#### [Goal]
Return the lines of the listing below, from its start through the line containing "- doc-code-block: [1158, 420, 1177, 456]", reproduced verbatim.

[Element and region data]
_ _ _ _

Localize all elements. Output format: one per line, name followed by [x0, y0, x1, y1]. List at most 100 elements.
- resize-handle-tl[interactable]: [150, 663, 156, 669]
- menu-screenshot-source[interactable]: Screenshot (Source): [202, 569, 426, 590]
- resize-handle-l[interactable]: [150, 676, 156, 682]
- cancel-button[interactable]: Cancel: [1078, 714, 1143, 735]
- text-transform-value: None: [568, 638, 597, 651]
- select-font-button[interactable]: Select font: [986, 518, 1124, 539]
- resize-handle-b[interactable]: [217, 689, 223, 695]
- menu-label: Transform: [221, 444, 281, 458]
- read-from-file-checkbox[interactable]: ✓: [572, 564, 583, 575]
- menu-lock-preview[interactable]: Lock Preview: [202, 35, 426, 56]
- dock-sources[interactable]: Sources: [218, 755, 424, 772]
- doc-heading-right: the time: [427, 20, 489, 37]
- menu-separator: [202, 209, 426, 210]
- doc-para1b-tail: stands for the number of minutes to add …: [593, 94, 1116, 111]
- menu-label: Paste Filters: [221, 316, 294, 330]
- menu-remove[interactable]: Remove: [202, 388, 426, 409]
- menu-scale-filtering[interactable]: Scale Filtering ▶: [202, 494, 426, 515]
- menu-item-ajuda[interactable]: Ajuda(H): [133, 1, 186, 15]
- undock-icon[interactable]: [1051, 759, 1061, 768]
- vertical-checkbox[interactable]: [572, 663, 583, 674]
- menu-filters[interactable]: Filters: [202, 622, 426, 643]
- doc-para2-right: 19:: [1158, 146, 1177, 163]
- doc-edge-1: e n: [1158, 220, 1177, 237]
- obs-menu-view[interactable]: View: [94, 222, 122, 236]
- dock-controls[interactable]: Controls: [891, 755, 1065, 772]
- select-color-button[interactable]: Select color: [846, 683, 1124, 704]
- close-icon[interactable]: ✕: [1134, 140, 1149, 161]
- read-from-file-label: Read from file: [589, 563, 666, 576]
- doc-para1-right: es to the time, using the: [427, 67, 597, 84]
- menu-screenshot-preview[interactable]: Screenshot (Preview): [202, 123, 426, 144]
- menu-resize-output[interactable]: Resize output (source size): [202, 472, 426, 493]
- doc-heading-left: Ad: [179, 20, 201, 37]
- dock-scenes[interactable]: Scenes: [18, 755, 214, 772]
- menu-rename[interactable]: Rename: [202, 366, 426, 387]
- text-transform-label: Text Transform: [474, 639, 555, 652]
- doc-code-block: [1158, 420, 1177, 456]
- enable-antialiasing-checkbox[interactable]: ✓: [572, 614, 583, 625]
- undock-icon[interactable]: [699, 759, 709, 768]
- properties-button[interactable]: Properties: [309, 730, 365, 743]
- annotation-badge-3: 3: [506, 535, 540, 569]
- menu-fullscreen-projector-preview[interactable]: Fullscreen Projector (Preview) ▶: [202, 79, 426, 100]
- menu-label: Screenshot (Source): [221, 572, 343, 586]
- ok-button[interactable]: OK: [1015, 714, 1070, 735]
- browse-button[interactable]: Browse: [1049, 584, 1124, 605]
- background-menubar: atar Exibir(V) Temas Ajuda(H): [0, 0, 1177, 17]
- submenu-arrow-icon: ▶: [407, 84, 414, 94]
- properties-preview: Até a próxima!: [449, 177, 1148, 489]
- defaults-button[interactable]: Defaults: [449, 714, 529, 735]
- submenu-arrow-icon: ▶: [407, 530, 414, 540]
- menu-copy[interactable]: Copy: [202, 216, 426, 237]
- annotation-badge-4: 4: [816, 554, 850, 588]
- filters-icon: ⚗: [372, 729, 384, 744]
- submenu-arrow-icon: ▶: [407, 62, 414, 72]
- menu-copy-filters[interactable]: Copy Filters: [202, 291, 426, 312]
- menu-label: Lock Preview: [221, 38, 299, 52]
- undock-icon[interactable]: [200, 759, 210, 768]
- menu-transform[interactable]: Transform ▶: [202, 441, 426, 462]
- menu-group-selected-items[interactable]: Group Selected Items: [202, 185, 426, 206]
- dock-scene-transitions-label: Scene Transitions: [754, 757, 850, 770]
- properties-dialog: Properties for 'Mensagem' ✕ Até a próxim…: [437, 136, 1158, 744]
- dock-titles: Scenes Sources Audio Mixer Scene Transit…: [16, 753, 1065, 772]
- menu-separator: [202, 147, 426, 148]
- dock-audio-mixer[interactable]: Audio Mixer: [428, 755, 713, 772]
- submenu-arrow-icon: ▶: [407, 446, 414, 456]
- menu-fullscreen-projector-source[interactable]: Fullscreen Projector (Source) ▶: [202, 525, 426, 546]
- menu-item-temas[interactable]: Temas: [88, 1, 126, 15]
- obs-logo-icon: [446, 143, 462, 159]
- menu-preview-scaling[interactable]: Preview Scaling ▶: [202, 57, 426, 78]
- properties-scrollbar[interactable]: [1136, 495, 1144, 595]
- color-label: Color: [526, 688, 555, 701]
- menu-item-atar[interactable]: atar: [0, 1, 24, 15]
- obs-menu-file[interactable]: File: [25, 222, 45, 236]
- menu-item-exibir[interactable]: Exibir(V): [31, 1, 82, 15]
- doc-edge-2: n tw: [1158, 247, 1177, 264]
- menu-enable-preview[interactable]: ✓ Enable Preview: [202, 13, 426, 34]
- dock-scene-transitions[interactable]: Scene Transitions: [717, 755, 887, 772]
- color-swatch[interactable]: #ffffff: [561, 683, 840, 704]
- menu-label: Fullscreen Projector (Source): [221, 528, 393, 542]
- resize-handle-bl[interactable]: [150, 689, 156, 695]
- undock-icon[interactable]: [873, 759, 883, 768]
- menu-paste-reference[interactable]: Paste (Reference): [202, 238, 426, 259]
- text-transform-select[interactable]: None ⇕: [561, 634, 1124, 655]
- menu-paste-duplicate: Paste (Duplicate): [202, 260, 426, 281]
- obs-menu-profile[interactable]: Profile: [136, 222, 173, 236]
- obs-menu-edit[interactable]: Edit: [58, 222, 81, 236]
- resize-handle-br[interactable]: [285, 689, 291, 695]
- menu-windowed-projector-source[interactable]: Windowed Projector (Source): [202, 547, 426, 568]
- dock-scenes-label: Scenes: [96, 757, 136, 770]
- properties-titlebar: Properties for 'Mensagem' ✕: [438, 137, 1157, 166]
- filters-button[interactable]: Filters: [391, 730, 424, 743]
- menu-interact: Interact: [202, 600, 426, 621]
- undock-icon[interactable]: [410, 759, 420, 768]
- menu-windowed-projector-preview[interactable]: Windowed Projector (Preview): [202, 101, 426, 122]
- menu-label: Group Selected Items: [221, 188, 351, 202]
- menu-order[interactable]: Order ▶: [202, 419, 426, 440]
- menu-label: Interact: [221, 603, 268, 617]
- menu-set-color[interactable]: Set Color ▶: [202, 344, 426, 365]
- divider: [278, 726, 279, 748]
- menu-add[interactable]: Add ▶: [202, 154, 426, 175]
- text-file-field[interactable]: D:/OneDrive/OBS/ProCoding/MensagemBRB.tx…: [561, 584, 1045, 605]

_ _ _ _

#### [Answer to this task]
Localize all elements. Output format: one per line, name followed by [x0, y0, x1, y1]. List at most 100 elements.
- resize-handle-tl[interactable]: [150, 663, 156, 669]
- menu-screenshot-source[interactable]: Screenshot (Source): [202, 569, 426, 590]
- resize-handle-l[interactable]: [150, 676, 156, 682]
- cancel-button[interactable]: Cancel: [1078, 714, 1143, 735]
- text-transform-value: None: [568, 638, 597, 651]
- select-font-button[interactable]: Select font: [986, 518, 1124, 539]
- resize-handle-b[interactable]: [217, 689, 223, 695]
- menu-label: Transform: [221, 444, 281, 458]
- read-from-file-checkbox[interactable]: ✓: [572, 564, 583, 575]
- menu-lock-preview[interactable]: Lock Preview: [202, 35, 426, 56]
- dock-sources[interactable]: Sources: [218, 755, 424, 772]
- doc-heading-right: the time: [427, 20, 489, 37]
- menu-separator: [202, 209, 426, 210]
- doc-para1b-tail: stands for the number of minutes to add …: [593, 94, 1116, 111]
- menu-label: Paste Filters: [221, 316, 294, 330]
- menu-remove[interactable]: Remove: [202, 388, 426, 409]
- menu-scale-filtering[interactable]: Scale Filtering ▶: [202, 494, 426, 515]
- menu-item-ajuda[interactable]: Ajuda(H): [133, 1, 186, 15]
- undock-icon[interactable]: [1051, 759, 1061, 768]
- vertical-checkbox[interactable]: [572, 663, 583, 674]
- menu-filters[interactable]: Filters: [202, 622, 426, 643]
- doc-para2-right: 19:: [1158, 146, 1177, 163]
- doc-edge-1: e n: [1158, 220, 1177, 237]
- obs-menu-view[interactable]: View: [94, 222, 122, 236]
- dock-controls[interactable]: Controls: [891, 755, 1065, 772]
- select-color-button[interactable]: Select color: [846, 683, 1124, 704]
- close-icon[interactable]: ✕: [1134, 140, 1149, 161]
- read-from-file-label: Read from file: [589, 563, 666, 576]
- doc-para1-right: es to the time, using the: [427, 67, 597, 84]
- menu-screenshot-preview[interactable]: Screenshot (Preview): [202, 123, 426, 144]
- menu-resize-output[interactable]: Resize output (source size): [202, 472, 426, 493]
- doc-heading-left: Ad: [179, 20, 201, 37]
- dock-scenes[interactable]: Scenes: [18, 755, 214, 772]
- menu-rename[interactable]: Rename: [202, 366, 426, 387]
- text-transform-label: Text Transform: [474, 639, 555, 652]
- doc-code-block: [1158, 420, 1177, 456]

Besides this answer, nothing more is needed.